• _Instruction_:
Copy every line of the material below verbatim.

• _Rows_:
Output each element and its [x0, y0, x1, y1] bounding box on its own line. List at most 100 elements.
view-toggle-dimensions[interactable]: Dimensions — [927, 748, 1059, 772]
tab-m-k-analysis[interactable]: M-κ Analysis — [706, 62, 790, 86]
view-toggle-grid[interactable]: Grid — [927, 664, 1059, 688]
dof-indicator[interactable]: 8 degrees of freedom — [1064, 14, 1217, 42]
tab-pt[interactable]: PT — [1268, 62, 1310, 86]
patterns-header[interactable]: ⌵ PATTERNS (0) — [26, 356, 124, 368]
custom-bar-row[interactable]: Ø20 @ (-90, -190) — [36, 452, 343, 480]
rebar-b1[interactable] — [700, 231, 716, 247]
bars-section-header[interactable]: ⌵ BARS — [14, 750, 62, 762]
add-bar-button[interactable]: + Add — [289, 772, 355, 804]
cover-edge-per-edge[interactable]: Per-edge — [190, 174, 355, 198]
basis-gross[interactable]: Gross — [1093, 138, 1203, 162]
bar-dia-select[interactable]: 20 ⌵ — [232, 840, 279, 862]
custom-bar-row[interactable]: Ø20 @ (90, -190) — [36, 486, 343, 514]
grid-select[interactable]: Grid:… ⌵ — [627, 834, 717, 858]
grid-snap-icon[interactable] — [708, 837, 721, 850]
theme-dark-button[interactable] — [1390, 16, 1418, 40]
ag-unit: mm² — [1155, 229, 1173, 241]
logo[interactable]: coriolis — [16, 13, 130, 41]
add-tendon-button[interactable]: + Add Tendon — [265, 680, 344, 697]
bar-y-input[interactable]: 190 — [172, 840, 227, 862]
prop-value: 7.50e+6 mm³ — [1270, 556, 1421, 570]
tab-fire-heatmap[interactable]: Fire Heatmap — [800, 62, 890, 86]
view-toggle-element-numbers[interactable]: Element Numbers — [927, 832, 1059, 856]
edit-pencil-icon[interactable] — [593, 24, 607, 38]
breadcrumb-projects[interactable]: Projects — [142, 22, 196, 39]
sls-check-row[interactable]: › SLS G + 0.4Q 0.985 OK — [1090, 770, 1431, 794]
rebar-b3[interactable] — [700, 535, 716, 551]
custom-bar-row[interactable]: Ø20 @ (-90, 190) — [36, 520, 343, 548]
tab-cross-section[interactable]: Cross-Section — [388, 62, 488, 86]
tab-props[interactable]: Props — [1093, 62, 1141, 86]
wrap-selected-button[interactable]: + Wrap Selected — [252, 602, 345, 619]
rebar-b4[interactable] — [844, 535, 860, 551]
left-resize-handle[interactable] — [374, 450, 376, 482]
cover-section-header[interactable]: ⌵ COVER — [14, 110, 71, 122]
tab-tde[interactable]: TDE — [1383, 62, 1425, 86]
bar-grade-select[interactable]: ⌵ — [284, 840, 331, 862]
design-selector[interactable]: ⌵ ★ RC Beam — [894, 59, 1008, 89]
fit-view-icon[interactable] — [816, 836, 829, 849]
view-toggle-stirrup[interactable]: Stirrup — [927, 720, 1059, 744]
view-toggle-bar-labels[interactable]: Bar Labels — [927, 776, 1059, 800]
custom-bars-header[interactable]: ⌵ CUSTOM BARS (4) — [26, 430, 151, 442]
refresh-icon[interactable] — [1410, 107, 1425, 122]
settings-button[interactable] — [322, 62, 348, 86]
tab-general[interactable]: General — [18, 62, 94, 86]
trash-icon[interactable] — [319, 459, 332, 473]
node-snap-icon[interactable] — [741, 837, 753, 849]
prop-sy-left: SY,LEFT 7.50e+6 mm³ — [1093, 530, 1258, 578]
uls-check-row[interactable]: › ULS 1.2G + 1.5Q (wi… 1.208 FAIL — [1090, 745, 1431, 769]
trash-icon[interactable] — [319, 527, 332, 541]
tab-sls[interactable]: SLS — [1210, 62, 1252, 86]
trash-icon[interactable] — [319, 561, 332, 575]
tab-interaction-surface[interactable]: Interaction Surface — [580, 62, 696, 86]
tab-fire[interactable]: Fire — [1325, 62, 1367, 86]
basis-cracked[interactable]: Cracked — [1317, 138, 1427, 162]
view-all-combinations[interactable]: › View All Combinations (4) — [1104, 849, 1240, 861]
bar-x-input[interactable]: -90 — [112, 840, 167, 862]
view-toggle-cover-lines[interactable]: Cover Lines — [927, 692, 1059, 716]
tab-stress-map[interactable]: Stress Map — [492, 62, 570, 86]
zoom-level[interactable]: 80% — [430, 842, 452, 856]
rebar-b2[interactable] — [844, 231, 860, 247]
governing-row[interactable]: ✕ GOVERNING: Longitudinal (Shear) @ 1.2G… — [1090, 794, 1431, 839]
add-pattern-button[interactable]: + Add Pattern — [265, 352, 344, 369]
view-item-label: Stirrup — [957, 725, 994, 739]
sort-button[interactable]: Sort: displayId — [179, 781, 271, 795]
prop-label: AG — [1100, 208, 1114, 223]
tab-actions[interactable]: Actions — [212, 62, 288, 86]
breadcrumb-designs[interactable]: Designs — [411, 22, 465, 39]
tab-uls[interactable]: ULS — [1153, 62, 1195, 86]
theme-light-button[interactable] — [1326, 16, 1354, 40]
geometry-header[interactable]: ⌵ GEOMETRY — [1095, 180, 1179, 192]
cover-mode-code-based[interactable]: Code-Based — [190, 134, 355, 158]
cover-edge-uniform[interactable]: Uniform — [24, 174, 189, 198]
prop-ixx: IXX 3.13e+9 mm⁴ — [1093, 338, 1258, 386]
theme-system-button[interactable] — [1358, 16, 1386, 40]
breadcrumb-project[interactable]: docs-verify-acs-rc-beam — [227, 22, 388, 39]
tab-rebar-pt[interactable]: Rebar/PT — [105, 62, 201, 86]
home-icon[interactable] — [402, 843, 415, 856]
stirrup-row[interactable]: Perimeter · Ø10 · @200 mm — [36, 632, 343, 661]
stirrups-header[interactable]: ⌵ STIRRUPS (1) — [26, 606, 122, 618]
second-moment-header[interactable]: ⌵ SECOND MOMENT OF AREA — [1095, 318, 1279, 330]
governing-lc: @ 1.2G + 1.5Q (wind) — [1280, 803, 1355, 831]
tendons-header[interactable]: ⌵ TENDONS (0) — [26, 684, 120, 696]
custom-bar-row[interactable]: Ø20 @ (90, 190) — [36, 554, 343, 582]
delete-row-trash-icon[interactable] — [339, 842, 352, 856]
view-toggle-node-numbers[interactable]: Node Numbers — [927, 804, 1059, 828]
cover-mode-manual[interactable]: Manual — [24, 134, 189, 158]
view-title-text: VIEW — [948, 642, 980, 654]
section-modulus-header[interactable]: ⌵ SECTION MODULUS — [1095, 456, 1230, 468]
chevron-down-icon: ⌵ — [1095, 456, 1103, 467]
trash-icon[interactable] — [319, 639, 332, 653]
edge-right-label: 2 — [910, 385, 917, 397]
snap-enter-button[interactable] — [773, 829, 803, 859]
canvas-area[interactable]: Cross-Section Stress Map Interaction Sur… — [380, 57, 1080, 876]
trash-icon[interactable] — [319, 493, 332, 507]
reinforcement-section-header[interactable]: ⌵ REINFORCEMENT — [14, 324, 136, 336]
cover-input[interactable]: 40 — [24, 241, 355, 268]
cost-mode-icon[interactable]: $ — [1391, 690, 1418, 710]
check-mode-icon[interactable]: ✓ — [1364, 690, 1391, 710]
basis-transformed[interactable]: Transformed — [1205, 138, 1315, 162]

• _Solved exercise_:
Output each element and its [x0, y0, x1, y1] bounding box on its own line. List at most 100 elements.
view-toggle-dimensions[interactable]: Dimensions — [927, 748, 1059, 772]
tab-m-k-analysis[interactable]: M-κ Analysis — [706, 62, 790, 86]
view-toggle-grid[interactable]: Grid — [927, 664, 1059, 688]
dof-indicator[interactable]: 8 degrees of freedom — [1064, 14, 1217, 42]
tab-pt[interactable]: PT — [1268, 62, 1310, 86]
patterns-header[interactable]: ⌵ PATTERNS (0) — [26, 356, 124, 368]
custom-bar-row[interactable]: Ø20 @ (-90, -190) — [36, 452, 343, 480]
rebar-b1[interactable] — [700, 231, 716, 247]
bars-section-header[interactable]: ⌵ BARS — [14, 750, 62, 762]
add-bar-button[interactable]: + Add — [289, 772, 355, 804]
cover-edge-per-edge[interactable]: Per-edge — [190, 174, 355, 198]
basis-gross[interactable]: Gross — [1093, 138, 1203, 162]
bar-dia-select[interactable]: 20 ⌵ — [232, 840, 279, 862]
custom-bar-row[interactable]: Ø20 @ (90, -190) — [36, 486, 343, 514]
grid-select[interactable]: Grid:… ⌵ — [627, 834, 717, 858]
grid-snap-icon[interactable] — [708, 837, 721, 850]
theme-dark-button[interactable] — [1390, 16, 1418, 40]
ag-unit: mm² — [1155, 229, 1173, 241]
logo[interactable]: coriolis — [16, 13, 130, 41]
add-tendon-button[interactable]: + Add Tendon — [265, 680, 344, 697]
bar-y-input[interactable]: 190 — [172, 840, 227, 862]
prop-value: 7.50e+6 mm³ — [1270, 556, 1421, 570]
tab-fire-heatmap[interactable]: Fire Heatmap — [800, 62, 890, 86]
view-toggle-element-numbers[interactable]: Element Numbers — [927, 832, 1059, 856]
edit-pencil-icon[interactable] — [593, 24, 607, 38]
breadcrumb-projects[interactable]: Projects — [142, 22, 196, 39]
sls-check-row[interactable]: › SLS G + 0.4Q 0.985 OK — [1090, 770, 1431, 794]
rebar-b3[interactable] — [700, 535, 716, 551]
custom-bar-row[interactable]: Ø20 @ (-90, 190) — [36, 520, 343, 548]
tab-cross-section[interactable]: Cross-Section — [388, 62, 488, 86]
tab-props[interactable]: Props — [1093, 62, 1141, 86]
wrap-selected-button[interactable]: + Wrap Selected — [252, 602, 345, 619]
rebar-b4[interactable] — [844, 535, 860, 551]
left-resize-handle[interactable] — [374, 450, 376, 482]
cover-section-header[interactable]: ⌵ COVER — [14, 110, 71, 122]
tab-tde[interactable]: TDE — [1383, 62, 1425, 86]
bar-grade-select[interactable]: ⌵ — [284, 840, 331, 862]
design-selector[interactable]: ⌵ ★ RC Beam — [894, 59, 1008, 89]
fit-view-icon[interactable] — [816, 836, 829, 849]
view-toggle-stirrup[interactable]: Stirrup — [927, 720, 1059, 744]
view-toggle-bar-labels[interactable]: Bar Labels — [927, 776, 1059, 800]
custom-bars-header[interactable]: ⌵ CUSTOM BARS (4) — [26, 430, 151, 442]
refresh-icon[interactable] — [1410, 107, 1425, 122]
settings-button[interactable] — [322, 62, 348, 86]
tab-general[interactable]: General — [18, 62, 94, 86]
trash-icon[interactable] — [319, 459, 332, 473]
node-snap-icon[interactable] — [741, 837, 753, 849]
prop-sy-left: SY,LEFT 7.50e+6 mm³ — [1093, 530, 1258, 578]
uls-check-row[interactable]: › ULS 1.2G + 1.5Q (wi… 1.208 FAIL — [1090, 745, 1431, 769]
trash-icon[interactable] — [319, 527, 332, 541]
tab-sls[interactable]: SLS — [1210, 62, 1252, 86]
trash-icon[interactable] — [319, 561, 332, 575]
tab-interaction-surface[interactable]: Interaction Surface — [580, 62, 696, 86]
tab-fire[interactable]: Fire — [1325, 62, 1367, 86]
basis-cracked[interactable]: Cracked — [1317, 138, 1427, 162]
view-all-combinations[interactable]: › View All Combinations (4) — [1104, 849, 1240, 861]
bar-x-input[interactable]: -90 — [112, 840, 167, 862]
view-toggle-cover-lines[interactable]: Cover Lines — [927, 692, 1059, 716]
tab-stress-map[interactable]: Stress Map — [492, 62, 570, 86]
zoom-level[interactable]: 80% — [430, 842, 452, 856]
rebar-b2[interactable] — [844, 231, 860, 247]
governing-row[interactable]: ✕ GOVERNING: Longitudinal (Shear) @ 1.2G… — [1090, 794, 1431, 839]
add-pattern-button[interactable]: + Add Pattern — [265, 352, 344, 369]
view-item-label: Stirrup — [957, 725, 994, 739]
sort-button[interactable]: Sort: displayId — [179, 781, 271, 795]
prop-label: AG — [1100, 208, 1114, 223]
tab-actions[interactable]: Actions — [212, 62, 288, 86]
breadcrumb-designs[interactable]: Designs — [411, 22, 465, 39]
tab-uls[interactable]: ULS — [1153, 62, 1195, 86]
theme-light-button[interactable] — [1326, 16, 1354, 40]
geometry-header[interactable]: ⌵ GEOMETRY — [1095, 180, 1179, 192]
cover-mode-code-based[interactable]: Code-Based — [190, 134, 355, 158]
cover-edge-uniform[interactable]: Uniform — [24, 174, 189, 198]
prop-ixx: IXX 3.13e+9 mm⁴ — [1093, 338, 1258, 386]
theme-system-button[interactable] — [1358, 16, 1386, 40]
breadcrumb-project[interactable]: docs-verify-acs-rc-beam — [227, 22, 388, 39]
tab-rebar-pt[interactable]: Rebar/PT — [105, 62, 201, 86]
home-icon[interactable] — [402, 843, 415, 856]
stirrup-row[interactable]: Perimeter · Ø10 · @200 mm — [36, 632, 343, 661]
stirrups-header[interactable]: ⌵ STIRRUPS (1) — [26, 606, 122, 618]
second-moment-header[interactable]: ⌵ SECOND MOMENT OF AREA — [1095, 318, 1279, 330]
governing-lc: @ 1.2G + 1.5Q (wind) — [1280, 803, 1355, 831]
tendons-header[interactable]: ⌵ TENDONS (0) — [26, 684, 120, 696]
custom-bar-row[interactable]: Ø20 @ (90, 190) — [36, 554, 343, 582]
delete-row-trash-icon[interactable] — [339, 842, 352, 856]
view-toggle-node-numbers[interactable]: Node Numbers — [927, 804, 1059, 828]
cover-mode-manual[interactable]: Manual — [24, 134, 189, 158]
view-title-text: VIEW — [948, 642, 980, 654]
section-modulus-header[interactable]: ⌵ SECTION MODULUS — [1095, 456, 1230, 468]
chevron-down-icon: ⌵ — [1095, 456, 1103, 467]
trash-icon[interactable] — [319, 639, 332, 653]
edge-right-label: 2 — [910, 385, 917, 397]
snap-enter-button[interactable] — [773, 829, 803, 859]
canvas-area[interactable]: Cross-Section Stress Map Interaction Sur… — [380, 57, 1080, 876]
trash-icon[interactable] — [319, 493, 332, 507]
reinforcement-section-header[interactable]: ⌵ REINFORCEMENT — [14, 324, 136, 336]
cover-input[interactable]: 40 — [24, 241, 355, 268]
cost-mode-icon[interactable]: $ — [1391, 690, 1418, 710]
check-mode-icon[interactable]: ✓ — [1364, 690, 1391, 710]
basis-transformed[interactable]: Transformed — [1205, 138, 1315, 162]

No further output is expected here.